• Text under study

The final step is to destroy all of the resources from the two stacks created.
First, destroy the resources in your current stack:
pulumi destroy
This will show you a preview, much like the pulumi up
command does:
Previewing destroy (prod):
Type Name Plan
- pulumi:pulumi:Stack iac-workshop-prod delete
- ├─ aws:s3:BucketObject index.html delete
- └─ aws:s3:Bucket my-bucket delete
Outputs:
- bucket_endpoint: "http://my-bucket-c7318c1.s3-website-eu-west-1.amazonaws.com"
- bucket_name : "my-bucket-c7318c1"
Resources:
- 3 to delete
Do you want to perform this destroy?
yes
> no
details
To proceed, select yes
.
Destroying (prod):
Type Name Status
- pulumi:pulumi:Stack iac-workshop-prod deleted
- ├─ aws:s3:BucketObject index.html deleted
- └─ aws:s3:Bucket my-bucket deleted
Outputs:
- bucket_endpoint: "http://my-bucket-c7318c1.s3-website-eu-west-1.amazonaws.com"
- bucket_name : "my-bucket-c7318c1"
Resources:
- 3 deleted
Duration: 6s
Permalink: https://app.pulumi.com/joeduffy/iac-workshop/prod/updates/2
The resources in the stack have been deleted, but the history and configuration
associated with the stack are still maintained. If you want to remove the stack
completely, run 'pulumi stack rm prod'.

• Action item
In the text on destroying Pulumi stacks, which command removes the prod stack completely?

• Data extracts
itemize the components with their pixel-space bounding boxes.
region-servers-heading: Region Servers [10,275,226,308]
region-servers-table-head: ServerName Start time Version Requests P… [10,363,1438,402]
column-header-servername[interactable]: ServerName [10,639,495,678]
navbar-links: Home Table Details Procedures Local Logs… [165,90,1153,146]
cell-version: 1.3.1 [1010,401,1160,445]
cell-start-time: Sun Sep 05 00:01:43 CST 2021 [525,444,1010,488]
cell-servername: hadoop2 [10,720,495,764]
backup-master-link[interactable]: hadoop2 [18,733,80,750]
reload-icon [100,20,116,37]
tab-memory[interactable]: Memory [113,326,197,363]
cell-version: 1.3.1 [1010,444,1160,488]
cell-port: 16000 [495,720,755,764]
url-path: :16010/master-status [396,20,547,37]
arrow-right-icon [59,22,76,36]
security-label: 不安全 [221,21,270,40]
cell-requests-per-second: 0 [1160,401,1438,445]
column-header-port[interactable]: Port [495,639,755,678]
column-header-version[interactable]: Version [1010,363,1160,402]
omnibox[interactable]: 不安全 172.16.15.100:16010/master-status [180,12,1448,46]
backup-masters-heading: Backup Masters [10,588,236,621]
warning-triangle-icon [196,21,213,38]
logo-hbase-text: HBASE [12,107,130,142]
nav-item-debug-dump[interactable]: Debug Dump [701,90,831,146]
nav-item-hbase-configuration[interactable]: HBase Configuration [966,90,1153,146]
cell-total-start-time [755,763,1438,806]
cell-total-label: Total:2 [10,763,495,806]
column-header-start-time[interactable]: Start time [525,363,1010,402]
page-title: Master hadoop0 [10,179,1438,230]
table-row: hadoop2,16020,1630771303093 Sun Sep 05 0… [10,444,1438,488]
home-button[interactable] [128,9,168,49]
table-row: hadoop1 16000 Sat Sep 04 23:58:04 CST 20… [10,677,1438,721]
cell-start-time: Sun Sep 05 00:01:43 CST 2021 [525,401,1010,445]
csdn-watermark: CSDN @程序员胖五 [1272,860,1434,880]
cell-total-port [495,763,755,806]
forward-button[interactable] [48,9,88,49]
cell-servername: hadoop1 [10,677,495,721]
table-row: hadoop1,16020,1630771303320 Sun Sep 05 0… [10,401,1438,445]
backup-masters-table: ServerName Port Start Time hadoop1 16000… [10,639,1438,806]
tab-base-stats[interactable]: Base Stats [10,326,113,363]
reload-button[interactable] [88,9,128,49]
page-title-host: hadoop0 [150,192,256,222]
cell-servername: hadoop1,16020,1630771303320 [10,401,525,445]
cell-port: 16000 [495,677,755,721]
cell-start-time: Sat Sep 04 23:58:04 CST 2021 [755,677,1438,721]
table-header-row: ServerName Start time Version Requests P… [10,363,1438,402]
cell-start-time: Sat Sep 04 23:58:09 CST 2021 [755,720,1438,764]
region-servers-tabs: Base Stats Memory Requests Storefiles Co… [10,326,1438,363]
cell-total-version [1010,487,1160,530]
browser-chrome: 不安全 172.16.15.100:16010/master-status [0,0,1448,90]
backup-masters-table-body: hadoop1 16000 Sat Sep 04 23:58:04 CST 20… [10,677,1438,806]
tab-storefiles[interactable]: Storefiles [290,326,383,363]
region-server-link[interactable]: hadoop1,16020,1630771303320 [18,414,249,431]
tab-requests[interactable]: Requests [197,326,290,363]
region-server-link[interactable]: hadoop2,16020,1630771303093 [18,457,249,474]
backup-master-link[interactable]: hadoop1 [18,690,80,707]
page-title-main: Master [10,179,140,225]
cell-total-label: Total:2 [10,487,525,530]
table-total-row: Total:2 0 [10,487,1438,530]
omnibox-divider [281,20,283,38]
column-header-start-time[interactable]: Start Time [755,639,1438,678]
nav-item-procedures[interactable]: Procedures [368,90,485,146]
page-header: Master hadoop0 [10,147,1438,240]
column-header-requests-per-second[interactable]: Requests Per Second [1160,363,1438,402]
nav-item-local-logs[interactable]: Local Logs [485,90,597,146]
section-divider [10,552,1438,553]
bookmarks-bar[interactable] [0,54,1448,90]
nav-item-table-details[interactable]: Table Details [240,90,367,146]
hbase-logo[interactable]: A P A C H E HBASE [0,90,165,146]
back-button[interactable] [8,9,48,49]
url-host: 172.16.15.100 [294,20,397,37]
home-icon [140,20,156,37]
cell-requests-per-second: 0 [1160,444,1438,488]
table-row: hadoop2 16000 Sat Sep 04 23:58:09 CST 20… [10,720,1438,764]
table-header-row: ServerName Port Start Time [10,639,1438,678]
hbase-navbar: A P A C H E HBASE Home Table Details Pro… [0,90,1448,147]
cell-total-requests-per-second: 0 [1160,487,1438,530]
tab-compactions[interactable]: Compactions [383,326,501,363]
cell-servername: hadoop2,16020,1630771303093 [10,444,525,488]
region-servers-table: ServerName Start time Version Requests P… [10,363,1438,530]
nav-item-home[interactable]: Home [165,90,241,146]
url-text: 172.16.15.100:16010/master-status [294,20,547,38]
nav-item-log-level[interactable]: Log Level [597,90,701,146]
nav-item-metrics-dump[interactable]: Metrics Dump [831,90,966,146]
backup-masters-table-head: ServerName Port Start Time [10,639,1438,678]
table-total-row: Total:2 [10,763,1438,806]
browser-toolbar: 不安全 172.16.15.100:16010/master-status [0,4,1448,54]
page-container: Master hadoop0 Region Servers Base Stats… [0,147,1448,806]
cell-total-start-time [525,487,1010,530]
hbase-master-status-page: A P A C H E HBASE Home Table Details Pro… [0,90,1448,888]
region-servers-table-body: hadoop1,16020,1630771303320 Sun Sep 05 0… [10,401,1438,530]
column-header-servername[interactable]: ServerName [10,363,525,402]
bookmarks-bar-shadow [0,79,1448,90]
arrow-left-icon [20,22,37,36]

• Solution for this task
pulumi stack rm prod